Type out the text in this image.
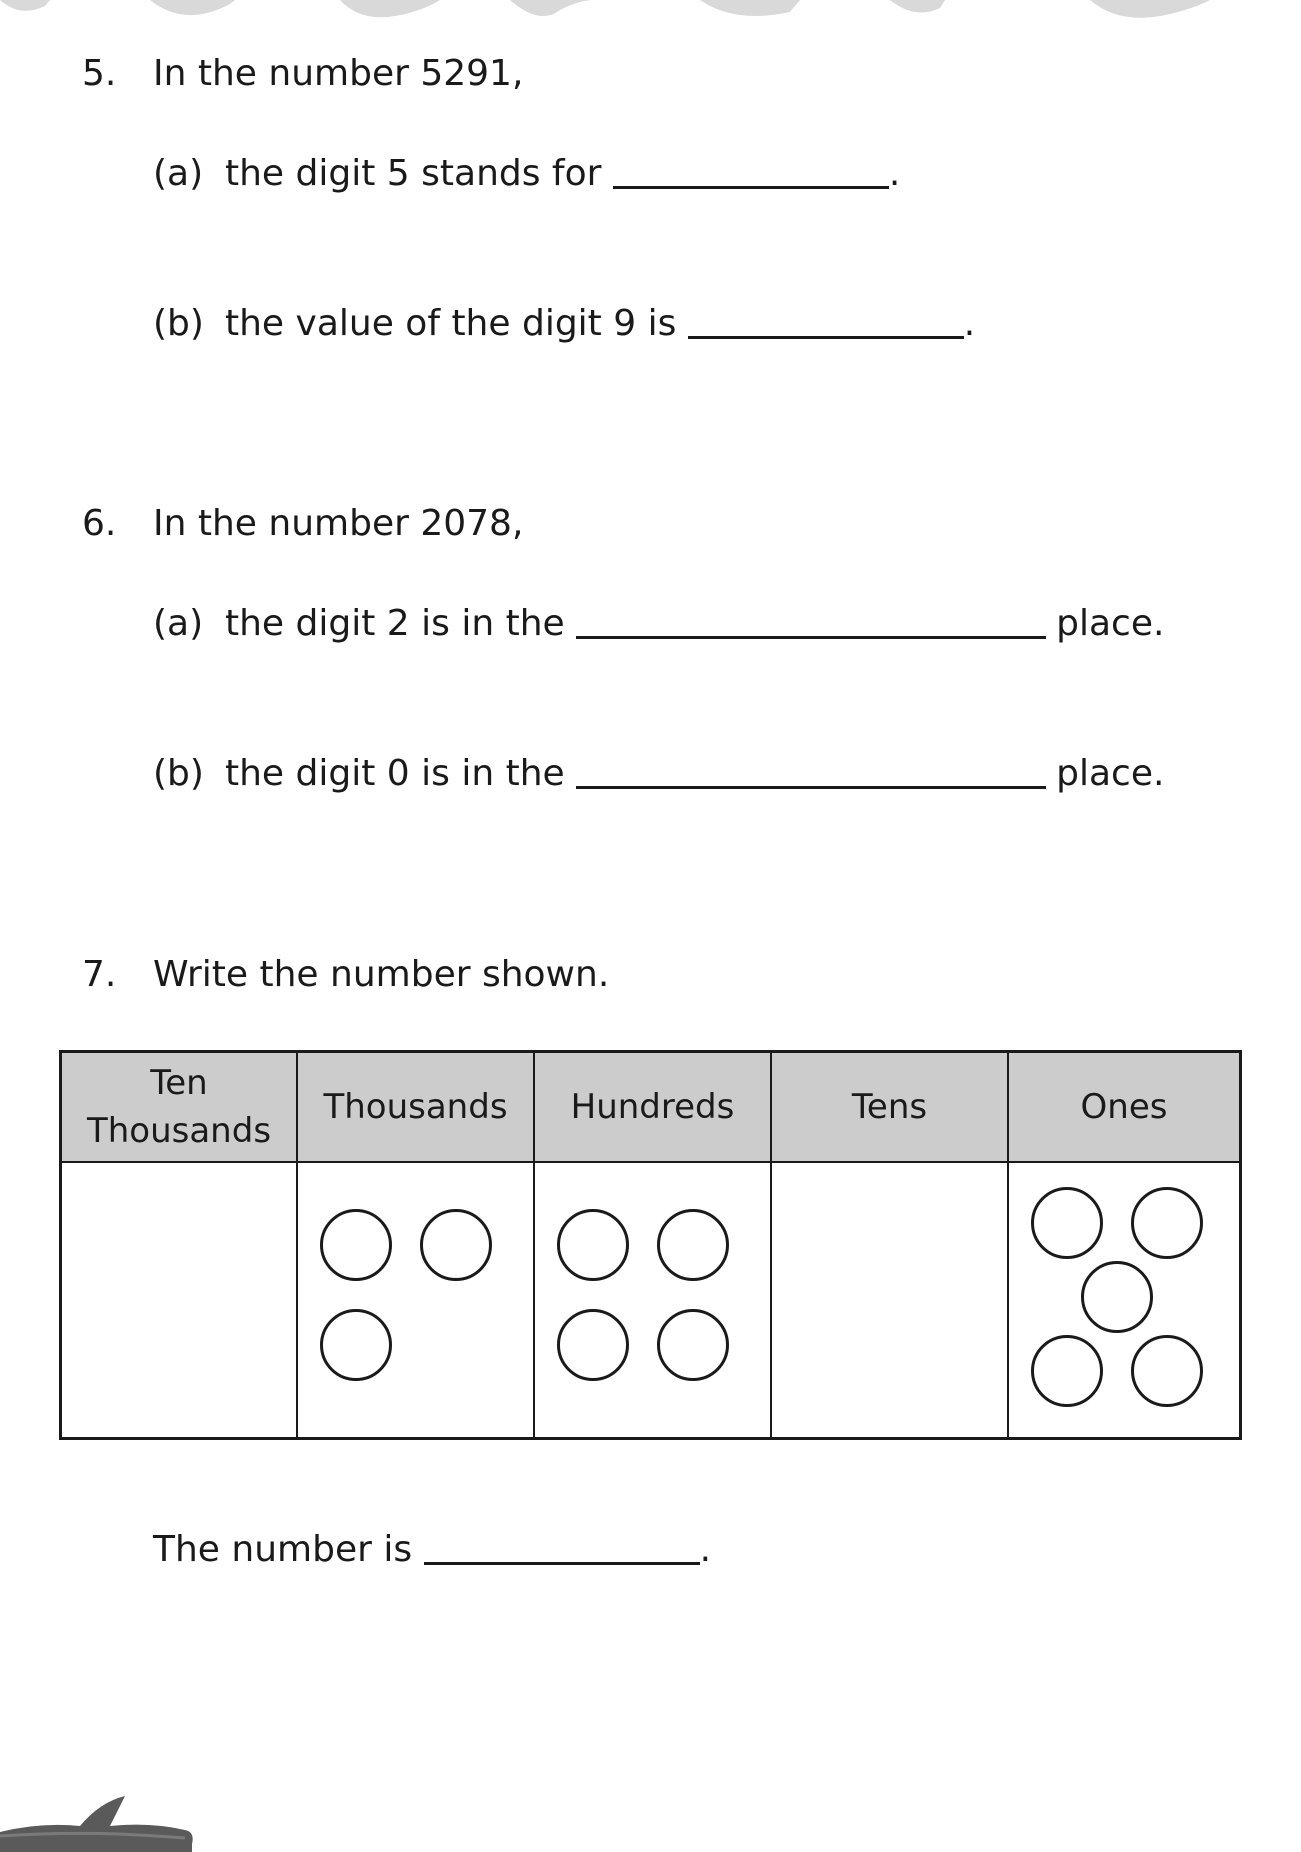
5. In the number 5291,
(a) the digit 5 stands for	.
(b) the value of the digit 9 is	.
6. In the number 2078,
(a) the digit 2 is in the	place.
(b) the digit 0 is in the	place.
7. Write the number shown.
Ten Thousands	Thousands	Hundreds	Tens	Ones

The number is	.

┄┄┄┄┄┄┄┄┄┄┄┄┄┄┄┄┄┄┄┄

YOUR TASK: Your task is to pick out every line with the string "digit" and copy it.

RESPONSE TO THIS EXERCISE:
(a) the digit 5 stands for	.
(b) the value of the digit 9 is	.
(a) the digit 2 is in the	place.
(b) the digit 0 is in the	place.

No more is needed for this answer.